Figure content listings:
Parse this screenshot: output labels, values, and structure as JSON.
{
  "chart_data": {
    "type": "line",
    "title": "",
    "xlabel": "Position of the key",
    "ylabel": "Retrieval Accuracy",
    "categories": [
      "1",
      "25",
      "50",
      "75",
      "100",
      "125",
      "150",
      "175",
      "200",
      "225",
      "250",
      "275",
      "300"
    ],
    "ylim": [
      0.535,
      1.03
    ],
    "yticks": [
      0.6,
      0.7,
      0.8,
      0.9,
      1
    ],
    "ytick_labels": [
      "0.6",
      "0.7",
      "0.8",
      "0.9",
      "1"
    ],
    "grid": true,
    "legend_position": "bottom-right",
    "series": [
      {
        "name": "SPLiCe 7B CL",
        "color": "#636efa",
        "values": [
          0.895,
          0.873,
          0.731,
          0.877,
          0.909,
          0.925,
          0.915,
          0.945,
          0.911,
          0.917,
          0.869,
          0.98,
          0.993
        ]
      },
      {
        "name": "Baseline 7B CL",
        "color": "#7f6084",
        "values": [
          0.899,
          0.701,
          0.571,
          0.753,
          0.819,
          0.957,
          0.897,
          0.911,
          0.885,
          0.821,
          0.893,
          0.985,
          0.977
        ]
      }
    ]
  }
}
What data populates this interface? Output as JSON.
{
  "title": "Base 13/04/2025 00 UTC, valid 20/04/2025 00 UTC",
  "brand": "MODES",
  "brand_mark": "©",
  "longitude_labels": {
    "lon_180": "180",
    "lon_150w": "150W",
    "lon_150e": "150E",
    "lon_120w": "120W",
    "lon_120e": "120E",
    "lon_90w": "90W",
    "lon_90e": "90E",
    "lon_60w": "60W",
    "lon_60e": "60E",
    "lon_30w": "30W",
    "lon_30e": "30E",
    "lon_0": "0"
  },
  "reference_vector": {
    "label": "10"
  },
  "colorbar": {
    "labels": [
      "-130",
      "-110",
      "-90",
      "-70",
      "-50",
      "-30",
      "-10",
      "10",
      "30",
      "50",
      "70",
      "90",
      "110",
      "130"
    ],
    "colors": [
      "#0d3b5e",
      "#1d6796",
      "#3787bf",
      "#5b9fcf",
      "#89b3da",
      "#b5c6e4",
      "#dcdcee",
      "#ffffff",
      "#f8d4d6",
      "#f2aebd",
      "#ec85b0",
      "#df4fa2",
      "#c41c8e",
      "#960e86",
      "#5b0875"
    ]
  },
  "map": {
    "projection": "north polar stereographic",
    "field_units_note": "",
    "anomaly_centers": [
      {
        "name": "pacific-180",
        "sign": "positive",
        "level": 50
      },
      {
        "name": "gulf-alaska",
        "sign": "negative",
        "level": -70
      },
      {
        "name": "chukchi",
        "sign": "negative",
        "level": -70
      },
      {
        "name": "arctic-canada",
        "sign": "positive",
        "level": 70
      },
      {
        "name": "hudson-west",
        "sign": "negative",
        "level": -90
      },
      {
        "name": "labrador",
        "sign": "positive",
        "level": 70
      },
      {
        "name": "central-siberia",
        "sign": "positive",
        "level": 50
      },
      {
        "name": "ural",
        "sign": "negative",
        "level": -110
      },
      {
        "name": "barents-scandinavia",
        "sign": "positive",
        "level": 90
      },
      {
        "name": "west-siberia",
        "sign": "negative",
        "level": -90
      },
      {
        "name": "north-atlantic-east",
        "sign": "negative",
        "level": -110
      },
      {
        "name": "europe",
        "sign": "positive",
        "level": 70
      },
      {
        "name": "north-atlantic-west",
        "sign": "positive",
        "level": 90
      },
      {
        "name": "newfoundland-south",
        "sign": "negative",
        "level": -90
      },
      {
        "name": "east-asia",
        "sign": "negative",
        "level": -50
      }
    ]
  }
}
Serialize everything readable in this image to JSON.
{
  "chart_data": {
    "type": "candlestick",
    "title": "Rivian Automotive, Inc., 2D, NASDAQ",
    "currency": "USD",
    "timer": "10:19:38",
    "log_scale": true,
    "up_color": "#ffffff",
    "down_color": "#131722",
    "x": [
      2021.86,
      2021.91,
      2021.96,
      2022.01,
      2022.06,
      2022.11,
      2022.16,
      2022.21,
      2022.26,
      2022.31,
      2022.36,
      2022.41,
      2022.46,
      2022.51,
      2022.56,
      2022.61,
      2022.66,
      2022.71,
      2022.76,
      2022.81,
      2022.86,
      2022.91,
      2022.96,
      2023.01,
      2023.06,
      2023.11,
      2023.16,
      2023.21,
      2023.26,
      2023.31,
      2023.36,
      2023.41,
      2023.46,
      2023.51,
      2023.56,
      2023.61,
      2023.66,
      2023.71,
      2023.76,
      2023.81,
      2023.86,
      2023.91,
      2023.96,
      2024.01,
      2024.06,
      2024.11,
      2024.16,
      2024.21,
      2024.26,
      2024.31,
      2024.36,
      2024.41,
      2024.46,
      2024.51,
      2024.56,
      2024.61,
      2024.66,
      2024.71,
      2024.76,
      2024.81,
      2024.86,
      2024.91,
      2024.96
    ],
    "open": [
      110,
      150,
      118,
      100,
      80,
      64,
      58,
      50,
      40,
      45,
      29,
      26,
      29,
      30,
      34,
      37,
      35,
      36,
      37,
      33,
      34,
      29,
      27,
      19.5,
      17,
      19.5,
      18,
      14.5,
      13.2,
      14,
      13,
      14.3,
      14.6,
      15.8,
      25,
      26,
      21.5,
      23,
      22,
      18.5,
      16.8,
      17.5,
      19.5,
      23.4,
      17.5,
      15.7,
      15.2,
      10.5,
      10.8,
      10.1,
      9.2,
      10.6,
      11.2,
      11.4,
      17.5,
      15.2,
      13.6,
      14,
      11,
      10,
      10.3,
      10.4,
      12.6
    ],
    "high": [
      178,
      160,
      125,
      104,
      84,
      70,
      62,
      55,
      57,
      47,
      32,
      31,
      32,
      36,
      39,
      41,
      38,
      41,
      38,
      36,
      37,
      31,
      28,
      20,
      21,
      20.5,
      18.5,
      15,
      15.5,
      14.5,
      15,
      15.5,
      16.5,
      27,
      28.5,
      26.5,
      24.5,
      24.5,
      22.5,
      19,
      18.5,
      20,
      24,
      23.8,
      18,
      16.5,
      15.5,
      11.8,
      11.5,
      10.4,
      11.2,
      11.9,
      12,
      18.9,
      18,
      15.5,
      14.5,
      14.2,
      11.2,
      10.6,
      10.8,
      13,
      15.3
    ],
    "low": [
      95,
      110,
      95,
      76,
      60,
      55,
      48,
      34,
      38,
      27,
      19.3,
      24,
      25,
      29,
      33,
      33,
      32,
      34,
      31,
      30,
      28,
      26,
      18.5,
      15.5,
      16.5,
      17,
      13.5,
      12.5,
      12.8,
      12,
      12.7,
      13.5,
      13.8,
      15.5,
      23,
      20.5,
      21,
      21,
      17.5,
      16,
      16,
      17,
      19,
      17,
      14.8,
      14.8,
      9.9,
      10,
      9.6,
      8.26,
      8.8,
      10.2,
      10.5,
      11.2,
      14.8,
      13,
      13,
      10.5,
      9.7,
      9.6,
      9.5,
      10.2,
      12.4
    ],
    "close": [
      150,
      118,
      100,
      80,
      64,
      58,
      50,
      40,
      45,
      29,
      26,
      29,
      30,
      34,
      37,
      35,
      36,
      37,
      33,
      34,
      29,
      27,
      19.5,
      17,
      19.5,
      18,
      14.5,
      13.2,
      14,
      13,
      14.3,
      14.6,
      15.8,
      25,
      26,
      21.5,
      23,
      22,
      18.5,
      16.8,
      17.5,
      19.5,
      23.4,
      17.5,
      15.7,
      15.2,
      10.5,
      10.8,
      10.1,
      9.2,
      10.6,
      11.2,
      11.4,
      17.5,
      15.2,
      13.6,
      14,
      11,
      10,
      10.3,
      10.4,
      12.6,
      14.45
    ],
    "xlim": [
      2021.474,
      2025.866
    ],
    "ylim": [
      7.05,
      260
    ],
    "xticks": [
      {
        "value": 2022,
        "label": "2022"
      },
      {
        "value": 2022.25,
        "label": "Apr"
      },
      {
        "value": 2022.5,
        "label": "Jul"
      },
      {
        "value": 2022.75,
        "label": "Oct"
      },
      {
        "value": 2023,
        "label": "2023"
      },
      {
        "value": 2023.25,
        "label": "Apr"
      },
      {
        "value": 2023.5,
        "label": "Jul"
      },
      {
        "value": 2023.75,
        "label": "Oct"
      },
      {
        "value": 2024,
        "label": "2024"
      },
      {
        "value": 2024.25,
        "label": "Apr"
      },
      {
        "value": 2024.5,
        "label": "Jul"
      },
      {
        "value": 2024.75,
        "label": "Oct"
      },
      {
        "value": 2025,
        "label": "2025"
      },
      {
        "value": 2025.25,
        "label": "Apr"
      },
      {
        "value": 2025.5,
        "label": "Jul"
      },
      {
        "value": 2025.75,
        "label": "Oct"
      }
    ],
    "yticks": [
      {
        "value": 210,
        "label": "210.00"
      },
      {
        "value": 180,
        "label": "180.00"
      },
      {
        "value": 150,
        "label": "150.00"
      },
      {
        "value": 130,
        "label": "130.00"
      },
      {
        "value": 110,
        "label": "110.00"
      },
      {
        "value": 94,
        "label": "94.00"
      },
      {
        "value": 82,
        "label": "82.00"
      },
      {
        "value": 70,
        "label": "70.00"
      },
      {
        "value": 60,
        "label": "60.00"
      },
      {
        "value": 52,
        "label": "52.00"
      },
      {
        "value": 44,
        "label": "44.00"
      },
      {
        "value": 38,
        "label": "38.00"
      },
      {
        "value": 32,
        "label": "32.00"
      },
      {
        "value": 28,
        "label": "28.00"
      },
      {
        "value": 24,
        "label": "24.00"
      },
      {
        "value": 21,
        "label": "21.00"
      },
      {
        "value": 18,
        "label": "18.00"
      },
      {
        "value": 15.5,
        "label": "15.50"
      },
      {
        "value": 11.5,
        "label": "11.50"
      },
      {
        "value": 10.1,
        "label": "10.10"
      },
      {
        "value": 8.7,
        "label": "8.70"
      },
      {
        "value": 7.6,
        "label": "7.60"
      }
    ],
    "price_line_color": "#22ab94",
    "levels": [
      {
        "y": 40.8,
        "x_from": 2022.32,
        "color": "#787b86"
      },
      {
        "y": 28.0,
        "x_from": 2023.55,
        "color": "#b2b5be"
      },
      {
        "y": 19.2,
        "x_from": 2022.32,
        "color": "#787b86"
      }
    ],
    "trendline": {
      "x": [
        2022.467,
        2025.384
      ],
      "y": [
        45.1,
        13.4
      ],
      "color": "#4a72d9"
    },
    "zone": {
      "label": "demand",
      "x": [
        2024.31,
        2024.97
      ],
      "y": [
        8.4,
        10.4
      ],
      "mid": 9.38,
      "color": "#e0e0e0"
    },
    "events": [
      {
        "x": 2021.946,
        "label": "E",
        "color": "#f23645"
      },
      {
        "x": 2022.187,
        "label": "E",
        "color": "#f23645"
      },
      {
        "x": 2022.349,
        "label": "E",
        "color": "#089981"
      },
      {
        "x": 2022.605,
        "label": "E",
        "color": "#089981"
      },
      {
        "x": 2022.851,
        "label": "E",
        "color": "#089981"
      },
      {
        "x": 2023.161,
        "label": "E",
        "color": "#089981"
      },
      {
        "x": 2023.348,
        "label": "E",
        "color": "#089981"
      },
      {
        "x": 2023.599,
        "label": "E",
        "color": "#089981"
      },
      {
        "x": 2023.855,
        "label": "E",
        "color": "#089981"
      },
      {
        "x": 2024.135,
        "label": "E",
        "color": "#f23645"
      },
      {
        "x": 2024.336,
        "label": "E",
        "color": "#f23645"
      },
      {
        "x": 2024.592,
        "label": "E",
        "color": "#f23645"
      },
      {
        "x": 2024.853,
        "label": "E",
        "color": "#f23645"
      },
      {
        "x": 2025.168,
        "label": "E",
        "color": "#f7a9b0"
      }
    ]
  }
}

Exercise: Copy out every line in the entries above that holds "this".

Problem solution:
Parse this screenshot: output labels, values, and structure as JSON.
What data populates this interface? Output as JSON.
Serialize everything readable in this image to JSON.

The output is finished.